[start Source records]
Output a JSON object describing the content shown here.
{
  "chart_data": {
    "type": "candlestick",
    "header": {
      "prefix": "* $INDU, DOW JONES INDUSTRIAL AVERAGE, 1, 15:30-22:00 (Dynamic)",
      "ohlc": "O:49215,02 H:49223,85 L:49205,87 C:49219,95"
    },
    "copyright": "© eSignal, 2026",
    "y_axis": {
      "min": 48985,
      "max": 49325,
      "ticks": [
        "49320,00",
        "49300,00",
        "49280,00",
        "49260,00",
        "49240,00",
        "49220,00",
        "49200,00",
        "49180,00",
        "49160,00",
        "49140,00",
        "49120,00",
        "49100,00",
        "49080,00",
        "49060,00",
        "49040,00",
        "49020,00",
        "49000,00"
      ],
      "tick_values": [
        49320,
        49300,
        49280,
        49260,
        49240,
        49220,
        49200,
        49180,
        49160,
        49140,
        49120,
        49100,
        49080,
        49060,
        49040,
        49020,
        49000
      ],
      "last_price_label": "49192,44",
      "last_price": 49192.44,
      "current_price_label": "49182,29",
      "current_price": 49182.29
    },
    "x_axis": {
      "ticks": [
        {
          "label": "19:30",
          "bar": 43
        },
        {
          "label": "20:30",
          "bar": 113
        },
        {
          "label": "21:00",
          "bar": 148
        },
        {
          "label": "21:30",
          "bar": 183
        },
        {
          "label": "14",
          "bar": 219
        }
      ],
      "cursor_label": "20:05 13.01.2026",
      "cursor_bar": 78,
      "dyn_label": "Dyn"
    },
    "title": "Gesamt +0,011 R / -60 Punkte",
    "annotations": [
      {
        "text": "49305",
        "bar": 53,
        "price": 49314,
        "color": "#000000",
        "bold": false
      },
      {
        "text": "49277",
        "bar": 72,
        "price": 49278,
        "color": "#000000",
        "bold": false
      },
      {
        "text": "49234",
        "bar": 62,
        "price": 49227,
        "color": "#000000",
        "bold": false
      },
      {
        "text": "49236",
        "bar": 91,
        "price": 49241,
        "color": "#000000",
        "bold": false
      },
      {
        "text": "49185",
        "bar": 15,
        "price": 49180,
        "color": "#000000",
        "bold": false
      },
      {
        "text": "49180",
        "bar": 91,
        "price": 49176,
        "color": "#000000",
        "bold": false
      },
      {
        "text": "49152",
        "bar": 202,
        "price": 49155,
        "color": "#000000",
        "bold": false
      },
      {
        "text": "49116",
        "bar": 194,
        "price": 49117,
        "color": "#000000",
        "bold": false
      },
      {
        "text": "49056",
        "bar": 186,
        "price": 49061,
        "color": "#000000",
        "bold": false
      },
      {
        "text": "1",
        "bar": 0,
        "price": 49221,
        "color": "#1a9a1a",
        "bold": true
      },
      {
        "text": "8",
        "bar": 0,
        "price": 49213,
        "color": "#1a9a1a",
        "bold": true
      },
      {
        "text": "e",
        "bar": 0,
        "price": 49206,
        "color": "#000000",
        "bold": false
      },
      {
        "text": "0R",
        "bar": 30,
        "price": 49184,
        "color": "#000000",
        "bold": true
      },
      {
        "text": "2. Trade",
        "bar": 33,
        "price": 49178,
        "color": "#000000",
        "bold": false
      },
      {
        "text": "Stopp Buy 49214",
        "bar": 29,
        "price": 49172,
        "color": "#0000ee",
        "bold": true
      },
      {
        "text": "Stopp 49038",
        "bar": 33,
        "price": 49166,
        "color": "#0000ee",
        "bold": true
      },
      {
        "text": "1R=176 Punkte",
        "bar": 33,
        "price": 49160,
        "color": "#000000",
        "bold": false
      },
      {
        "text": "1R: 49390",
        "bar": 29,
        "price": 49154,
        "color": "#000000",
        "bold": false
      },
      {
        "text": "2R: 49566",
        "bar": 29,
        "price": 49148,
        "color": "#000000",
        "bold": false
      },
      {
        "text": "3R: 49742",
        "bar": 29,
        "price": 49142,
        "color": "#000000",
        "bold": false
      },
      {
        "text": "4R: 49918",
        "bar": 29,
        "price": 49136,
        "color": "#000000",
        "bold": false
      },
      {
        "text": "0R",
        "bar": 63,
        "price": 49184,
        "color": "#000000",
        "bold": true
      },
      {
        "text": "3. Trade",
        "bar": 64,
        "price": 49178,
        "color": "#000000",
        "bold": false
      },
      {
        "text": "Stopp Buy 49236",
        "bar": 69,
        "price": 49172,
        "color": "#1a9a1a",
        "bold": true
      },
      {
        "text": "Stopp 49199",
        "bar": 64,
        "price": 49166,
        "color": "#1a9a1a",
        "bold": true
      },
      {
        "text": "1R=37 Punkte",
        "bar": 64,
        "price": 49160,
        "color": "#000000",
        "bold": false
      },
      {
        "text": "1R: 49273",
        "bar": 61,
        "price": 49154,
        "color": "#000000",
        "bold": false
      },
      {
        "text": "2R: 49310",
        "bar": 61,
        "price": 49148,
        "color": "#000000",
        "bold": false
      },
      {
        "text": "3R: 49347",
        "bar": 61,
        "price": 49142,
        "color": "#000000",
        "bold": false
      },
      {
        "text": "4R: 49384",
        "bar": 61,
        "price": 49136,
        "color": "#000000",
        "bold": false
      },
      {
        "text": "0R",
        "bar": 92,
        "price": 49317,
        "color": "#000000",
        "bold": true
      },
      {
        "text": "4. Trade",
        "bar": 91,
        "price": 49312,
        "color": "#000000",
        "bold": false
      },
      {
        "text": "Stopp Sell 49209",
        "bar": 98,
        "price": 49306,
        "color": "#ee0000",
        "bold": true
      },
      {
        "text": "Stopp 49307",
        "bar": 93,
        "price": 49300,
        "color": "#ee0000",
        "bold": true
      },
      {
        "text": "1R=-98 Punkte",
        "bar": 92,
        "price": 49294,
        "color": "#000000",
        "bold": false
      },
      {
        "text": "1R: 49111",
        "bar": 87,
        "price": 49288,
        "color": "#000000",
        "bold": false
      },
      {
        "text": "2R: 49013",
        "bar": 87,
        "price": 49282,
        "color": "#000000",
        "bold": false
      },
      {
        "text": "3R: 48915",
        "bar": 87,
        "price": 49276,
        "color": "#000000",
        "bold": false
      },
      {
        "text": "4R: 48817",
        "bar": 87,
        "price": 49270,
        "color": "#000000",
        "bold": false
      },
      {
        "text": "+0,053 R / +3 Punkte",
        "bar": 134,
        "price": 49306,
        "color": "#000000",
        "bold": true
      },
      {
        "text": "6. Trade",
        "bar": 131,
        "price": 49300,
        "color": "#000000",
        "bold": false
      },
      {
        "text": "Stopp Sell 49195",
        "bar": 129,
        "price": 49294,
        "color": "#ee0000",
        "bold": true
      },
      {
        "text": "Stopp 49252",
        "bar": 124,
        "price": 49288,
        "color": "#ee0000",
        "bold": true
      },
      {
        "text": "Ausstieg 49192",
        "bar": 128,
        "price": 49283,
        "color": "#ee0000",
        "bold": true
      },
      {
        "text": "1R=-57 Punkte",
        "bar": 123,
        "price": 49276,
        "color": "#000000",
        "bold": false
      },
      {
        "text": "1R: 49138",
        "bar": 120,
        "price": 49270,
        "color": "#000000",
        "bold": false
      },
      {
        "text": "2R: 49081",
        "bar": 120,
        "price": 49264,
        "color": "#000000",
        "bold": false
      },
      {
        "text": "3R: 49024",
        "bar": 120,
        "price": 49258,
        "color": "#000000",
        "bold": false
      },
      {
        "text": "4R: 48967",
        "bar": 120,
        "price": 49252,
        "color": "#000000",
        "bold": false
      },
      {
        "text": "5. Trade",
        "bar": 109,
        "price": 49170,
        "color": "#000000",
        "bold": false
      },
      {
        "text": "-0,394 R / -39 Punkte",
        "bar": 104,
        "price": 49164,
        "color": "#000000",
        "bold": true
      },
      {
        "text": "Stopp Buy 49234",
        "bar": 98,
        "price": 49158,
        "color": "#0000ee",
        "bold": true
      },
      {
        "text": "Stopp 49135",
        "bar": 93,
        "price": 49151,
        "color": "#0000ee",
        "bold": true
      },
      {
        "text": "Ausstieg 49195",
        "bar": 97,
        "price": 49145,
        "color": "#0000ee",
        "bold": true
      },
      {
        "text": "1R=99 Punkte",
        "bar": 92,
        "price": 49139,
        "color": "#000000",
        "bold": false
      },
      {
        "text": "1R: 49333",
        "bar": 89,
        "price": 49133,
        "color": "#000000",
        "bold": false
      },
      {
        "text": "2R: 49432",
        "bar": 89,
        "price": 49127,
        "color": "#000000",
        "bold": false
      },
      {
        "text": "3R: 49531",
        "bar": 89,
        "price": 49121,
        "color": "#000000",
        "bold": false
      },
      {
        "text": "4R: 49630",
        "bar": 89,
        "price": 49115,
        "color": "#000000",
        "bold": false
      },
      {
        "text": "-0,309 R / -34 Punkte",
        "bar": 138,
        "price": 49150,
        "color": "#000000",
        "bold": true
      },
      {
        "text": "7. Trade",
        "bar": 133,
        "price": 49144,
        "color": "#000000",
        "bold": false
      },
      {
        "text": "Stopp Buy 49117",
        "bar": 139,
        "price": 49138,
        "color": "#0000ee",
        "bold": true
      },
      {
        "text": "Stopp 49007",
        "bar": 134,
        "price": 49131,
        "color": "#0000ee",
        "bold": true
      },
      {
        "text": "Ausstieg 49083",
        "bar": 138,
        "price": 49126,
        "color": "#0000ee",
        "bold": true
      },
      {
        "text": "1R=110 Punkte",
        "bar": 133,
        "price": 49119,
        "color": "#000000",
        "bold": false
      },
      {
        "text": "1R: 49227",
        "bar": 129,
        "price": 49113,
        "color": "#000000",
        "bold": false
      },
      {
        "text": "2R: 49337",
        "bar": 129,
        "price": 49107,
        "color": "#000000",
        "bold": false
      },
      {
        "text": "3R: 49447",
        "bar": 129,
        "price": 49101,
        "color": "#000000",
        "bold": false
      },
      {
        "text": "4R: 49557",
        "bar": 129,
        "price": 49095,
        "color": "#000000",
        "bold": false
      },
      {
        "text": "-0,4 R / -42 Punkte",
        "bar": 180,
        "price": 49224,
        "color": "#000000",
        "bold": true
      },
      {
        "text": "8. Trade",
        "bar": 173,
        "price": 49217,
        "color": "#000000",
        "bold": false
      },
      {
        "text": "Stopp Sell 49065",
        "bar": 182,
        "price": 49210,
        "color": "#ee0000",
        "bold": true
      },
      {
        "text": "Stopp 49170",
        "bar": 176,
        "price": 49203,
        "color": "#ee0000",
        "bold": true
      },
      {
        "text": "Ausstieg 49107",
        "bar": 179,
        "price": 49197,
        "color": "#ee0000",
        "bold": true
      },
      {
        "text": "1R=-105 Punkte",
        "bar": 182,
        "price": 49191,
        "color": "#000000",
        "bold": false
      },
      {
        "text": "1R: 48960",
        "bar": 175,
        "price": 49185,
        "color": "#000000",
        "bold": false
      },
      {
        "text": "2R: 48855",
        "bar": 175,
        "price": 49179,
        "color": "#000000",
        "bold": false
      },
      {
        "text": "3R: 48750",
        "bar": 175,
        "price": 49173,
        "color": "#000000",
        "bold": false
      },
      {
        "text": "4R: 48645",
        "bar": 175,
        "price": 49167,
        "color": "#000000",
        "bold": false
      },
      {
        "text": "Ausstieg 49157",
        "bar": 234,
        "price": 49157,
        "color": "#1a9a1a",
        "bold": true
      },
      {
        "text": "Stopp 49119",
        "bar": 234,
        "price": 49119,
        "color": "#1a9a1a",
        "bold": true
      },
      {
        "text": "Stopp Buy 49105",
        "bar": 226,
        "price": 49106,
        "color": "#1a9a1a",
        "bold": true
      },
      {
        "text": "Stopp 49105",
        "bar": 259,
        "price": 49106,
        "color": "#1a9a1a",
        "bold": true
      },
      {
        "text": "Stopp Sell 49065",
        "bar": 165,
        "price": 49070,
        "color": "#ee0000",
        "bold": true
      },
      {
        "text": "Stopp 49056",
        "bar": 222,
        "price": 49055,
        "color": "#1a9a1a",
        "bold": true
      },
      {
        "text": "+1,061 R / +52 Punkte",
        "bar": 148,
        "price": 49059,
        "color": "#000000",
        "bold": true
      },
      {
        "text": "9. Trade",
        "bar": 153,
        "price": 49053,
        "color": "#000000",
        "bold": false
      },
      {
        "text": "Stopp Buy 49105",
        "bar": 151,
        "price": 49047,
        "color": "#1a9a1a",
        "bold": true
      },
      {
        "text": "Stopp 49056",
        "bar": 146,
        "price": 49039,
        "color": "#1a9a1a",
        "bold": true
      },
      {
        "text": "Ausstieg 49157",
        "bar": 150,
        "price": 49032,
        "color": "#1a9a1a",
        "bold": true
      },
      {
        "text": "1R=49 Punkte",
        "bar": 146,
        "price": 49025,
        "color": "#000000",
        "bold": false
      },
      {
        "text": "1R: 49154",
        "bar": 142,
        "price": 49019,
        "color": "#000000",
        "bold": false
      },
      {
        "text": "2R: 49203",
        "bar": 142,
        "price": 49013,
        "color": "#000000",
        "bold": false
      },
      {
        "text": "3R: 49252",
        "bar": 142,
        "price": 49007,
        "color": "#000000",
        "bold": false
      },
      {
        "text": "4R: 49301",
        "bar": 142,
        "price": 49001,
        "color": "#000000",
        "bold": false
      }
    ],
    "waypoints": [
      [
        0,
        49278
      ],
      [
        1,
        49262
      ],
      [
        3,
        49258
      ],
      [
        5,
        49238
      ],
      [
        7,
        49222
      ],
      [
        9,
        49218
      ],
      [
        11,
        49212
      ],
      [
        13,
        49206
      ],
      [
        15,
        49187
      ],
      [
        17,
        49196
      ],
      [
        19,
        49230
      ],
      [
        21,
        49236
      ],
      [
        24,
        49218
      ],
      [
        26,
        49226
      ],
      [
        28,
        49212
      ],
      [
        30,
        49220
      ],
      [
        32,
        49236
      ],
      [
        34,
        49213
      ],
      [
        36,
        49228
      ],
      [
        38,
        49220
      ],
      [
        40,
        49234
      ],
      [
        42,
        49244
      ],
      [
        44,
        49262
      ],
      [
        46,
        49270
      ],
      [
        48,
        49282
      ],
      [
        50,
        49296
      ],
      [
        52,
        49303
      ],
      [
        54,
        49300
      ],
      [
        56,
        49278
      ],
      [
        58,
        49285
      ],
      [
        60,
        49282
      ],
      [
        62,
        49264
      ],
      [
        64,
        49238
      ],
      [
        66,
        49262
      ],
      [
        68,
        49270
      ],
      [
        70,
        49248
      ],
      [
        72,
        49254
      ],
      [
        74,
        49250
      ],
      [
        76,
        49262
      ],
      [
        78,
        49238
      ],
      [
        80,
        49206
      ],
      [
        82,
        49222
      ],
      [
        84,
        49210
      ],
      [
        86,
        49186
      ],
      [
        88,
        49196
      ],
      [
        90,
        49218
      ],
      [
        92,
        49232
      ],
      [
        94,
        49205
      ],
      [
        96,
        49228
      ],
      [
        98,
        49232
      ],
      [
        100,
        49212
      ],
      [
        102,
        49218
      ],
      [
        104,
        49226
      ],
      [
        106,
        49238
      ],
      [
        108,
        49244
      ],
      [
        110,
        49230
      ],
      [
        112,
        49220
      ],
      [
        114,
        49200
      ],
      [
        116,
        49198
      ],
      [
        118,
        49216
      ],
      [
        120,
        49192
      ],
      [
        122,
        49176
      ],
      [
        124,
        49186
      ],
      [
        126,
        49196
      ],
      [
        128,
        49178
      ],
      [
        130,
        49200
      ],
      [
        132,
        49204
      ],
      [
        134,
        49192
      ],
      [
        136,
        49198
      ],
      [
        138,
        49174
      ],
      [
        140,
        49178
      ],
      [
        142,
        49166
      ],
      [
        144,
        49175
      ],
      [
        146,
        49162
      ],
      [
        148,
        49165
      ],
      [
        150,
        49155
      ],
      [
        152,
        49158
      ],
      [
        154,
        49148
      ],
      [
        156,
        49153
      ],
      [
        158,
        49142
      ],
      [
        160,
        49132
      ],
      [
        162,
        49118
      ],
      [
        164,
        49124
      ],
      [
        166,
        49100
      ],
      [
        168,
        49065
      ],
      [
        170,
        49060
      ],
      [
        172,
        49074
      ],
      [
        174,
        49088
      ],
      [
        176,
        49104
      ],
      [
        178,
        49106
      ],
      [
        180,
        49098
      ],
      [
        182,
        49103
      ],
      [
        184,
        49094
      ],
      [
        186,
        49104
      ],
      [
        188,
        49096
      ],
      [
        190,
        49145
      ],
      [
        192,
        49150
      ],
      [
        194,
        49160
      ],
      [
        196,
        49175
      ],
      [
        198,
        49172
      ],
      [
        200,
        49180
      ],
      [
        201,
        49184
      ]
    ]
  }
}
[end Source records]
__Short task__: Your task is to pick out every line with the string "Sell" and copy it.

__Result for this task__:
        "text": "Stopp Sell 49209",
        "text": "Stopp Sell 49195",
        "text": "Stopp Sell 49065",
        "text": "Stopp Sell 49065",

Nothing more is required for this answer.